(What to do) In every row below, replace "bounding box" with "box coordinates" and keep everything else unchanged. Leave the pictures out of your answer.

(The input)

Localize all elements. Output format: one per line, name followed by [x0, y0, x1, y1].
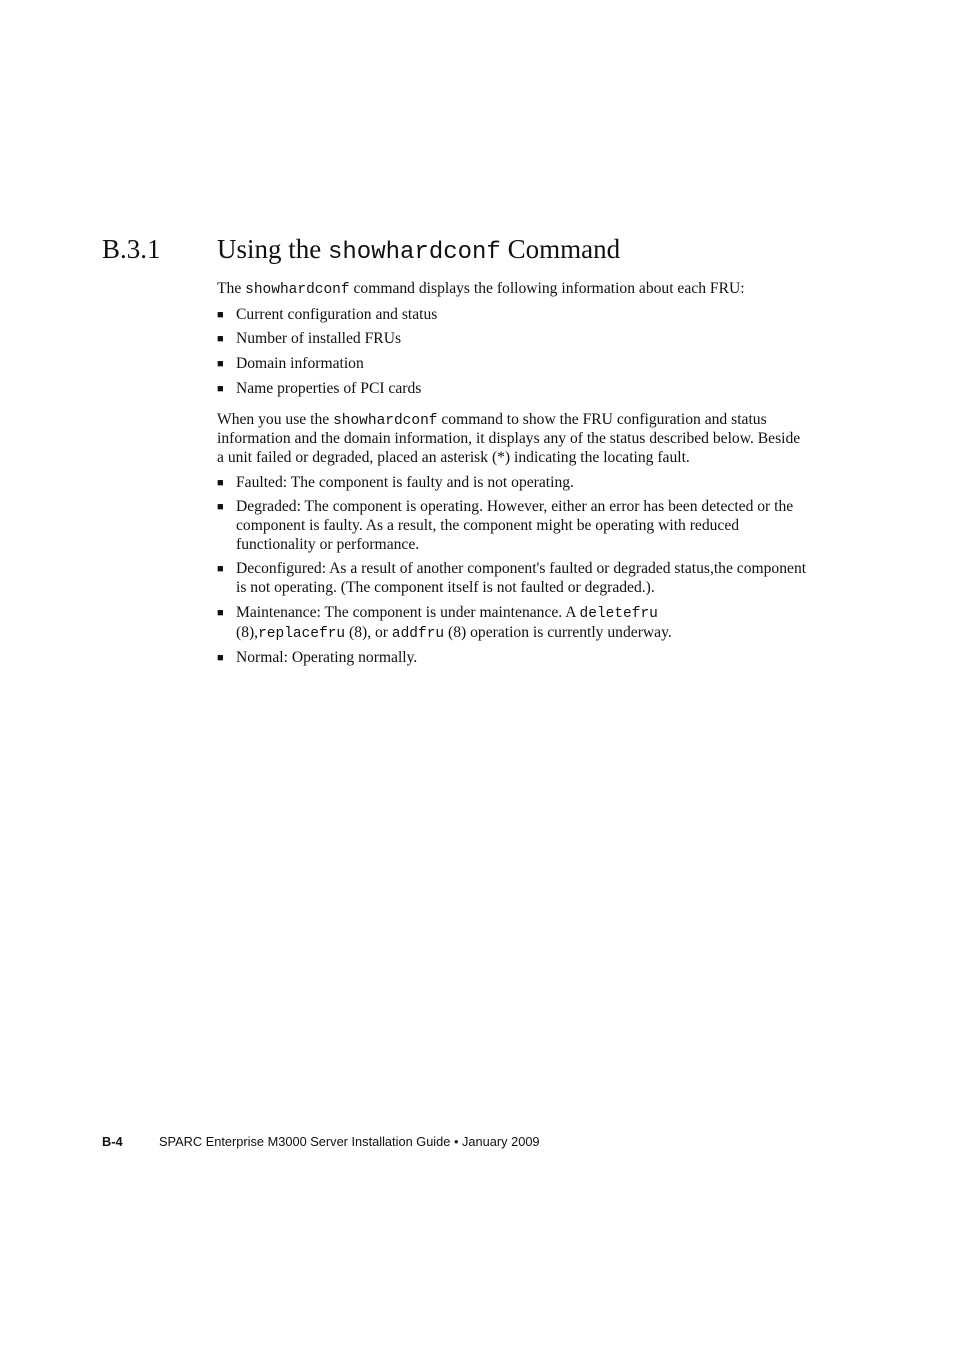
fru-info-list — [217, 306, 807, 399]
section-title: Using the showhardconf Command — [217, 234, 621, 266]
status-list — [217, 474, 807, 668]
inline-command: replacefru — [258, 625, 346, 642]
list-item: ■ Domain information — [217, 355, 807, 374]
list-item: ■ Number of installed FRUs — [217, 330, 807, 349]
title-command: showhardconf — [328, 239, 501, 266]
list-item: ■ Current configuration and status — [217, 306, 807, 325]
footer-date: January 2009 — [462, 1134, 540, 1149]
status-paragraph: When you use the showhardconf command to show the FRU configuration and status information and the domain information, it displays any of the status described below. Beside a unit failed or degraded, placed an asterisk (*) indicating the locating fault. — [217, 410, 801, 466]
inline-command: addfru — [391, 625, 445, 642]
list-item-deconfigured: ■ Deconfigured: As a result of another component's faulted or degraded status,the component is not operating. (The component itself is not faulted or degraded.). — [217, 560, 807, 597]
list-item-faulted: ■ Faulted: The component is faulty and is not operating. — [217, 474, 807, 493]
list-item-normal: ■ Normal: Operating normally. — [217, 649, 807, 668]
page-number: B-4 — [102, 1134, 123, 1149]
inline-command: showhardconf — [245, 282, 350, 298]
footer-separator: • — [453, 1134, 459, 1149]
inline-command: deletefru — [579, 605, 658, 622]
list-item: ■ Name properties of PCI cards — [217, 380, 807, 399]
list-item-degraded: ■ Degraded: The component is operating. However, either an error has been detected or the component is faulty. As a result, the component might be operating with reduced functionality or performance. — [217, 498, 807, 554]
page-footer — [102, 1134, 540, 1149]
inline-command: showhardconf — [333, 412, 438, 429]
list-item-maintenance: ■ Maintenance: The component is under maintenance. A deletefru (8),replacefru (8), or addfru (8) operation is currently underway. — [217, 604, 807, 643]
section-number: B.3.1 — [102, 234, 161, 264]
footer-title: SPARC Enterprise M3000 Server Installation Guide — [159, 1134, 451, 1149]
intro-paragraph: The showhardconf command displays the following information about each FRU: — [217, 280, 745, 298]
section-body — [217, 280, 807, 668]
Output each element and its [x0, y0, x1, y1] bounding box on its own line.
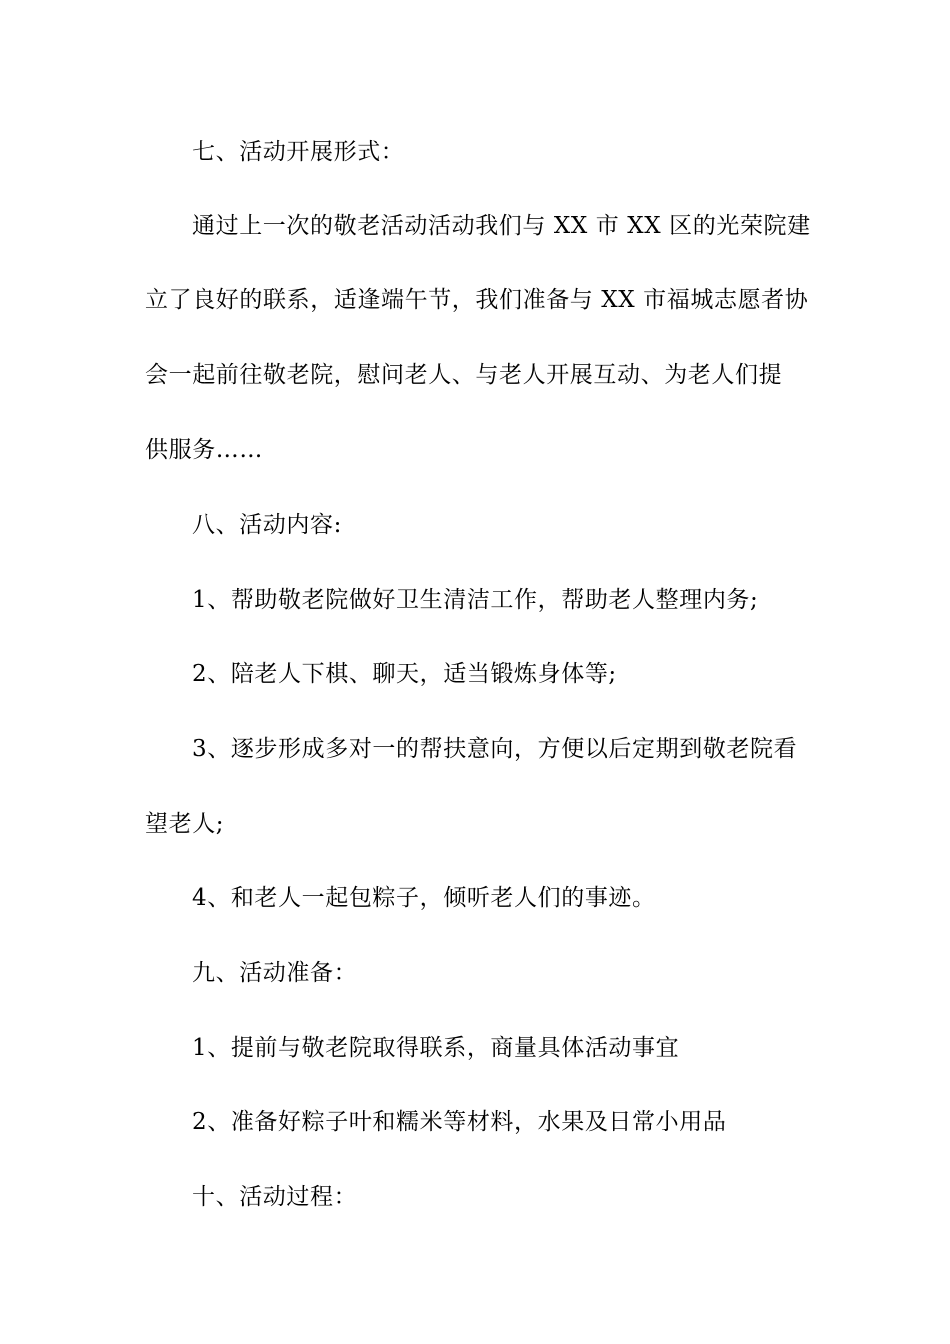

(Completed exercise)
Localize all elements. Output format: one per line, name followed by [x0, y0, x1, y1].
fru-info-list — [217, 306, 807, 399]
section-title: Using the showhardconf Command — [217, 234, 621, 266]
status-list — [217, 474, 807, 668]
inline-command: replacefru — [258, 625, 346, 642]
list-item: ■ Domain information — [217, 355, 807, 374]
list-item: ■ Number of installed FRUs — [217, 330, 807, 349]
title-command: showhardconf — [328, 239, 501, 266]
list-item: ■ Current configuration and status — [217, 306, 807, 325]
footer-date: January 2009 — [462, 1134, 540, 1149]
status-paragraph: When you use the showhardconf command to show the FRU configuration and status information and the domain information, it displays any of the status described below. Beside a unit failed or degraded, placed an asterisk (*) indicating the locating fault. — [217, 410, 801, 466]
inline-command: addfru — [391, 625, 445, 642]
list-item-deconfigured: ■ Deconfigured: As a result of another component's faulted or degraded status,the component is not operating. (The component itself is not faulted or degraded.). — [217, 560, 807, 597]
list-item-faulted: ■ Faulted: The component is faulty and is not operating. — [217, 474, 807, 493]
list-item-normal: ■ Normal: Operating normally. — [217, 649, 807, 668]
page-number: B-4 — [102, 1134, 123, 1149]
inline-command: showhardconf — [245, 282, 350, 298]
footer-separator: • — [453, 1134, 459, 1149]
inline-command: deletefru — [579, 605, 658, 622]
list-item: ■ Name properties of PCI cards — [217, 380, 807, 399]
list-item-degraded: ■ Degraded: The component is operating. However, either an error has been detected or the component is faulty. As a result, the component might be operating with reduced functionality or performance. — [217, 498, 807, 554]
page-footer — [102, 1134, 540, 1149]
inline-command: showhardconf — [333, 412, 438, 429]
list-item-maintenance: ■ Maintenance: The component is under maintenance. A deletefru (8),replacefru (8), or addfru (8) operation is currently underway. — [217, 604, 807, 643]
section-number: B.3.1 — [102, 234, 161, 264]
footer-title: SPARC Enterprise M3000 Server Installation Guide — [159, 1134, 451, 1149]
intro-paragraph: The showhardconf command displays the following information about each FRU: — [217, 280, 745, 298]
section-body — [217, 280, 807, 668]
Output each element and its [x0, y0, x1, y1] box coordinates on its own line.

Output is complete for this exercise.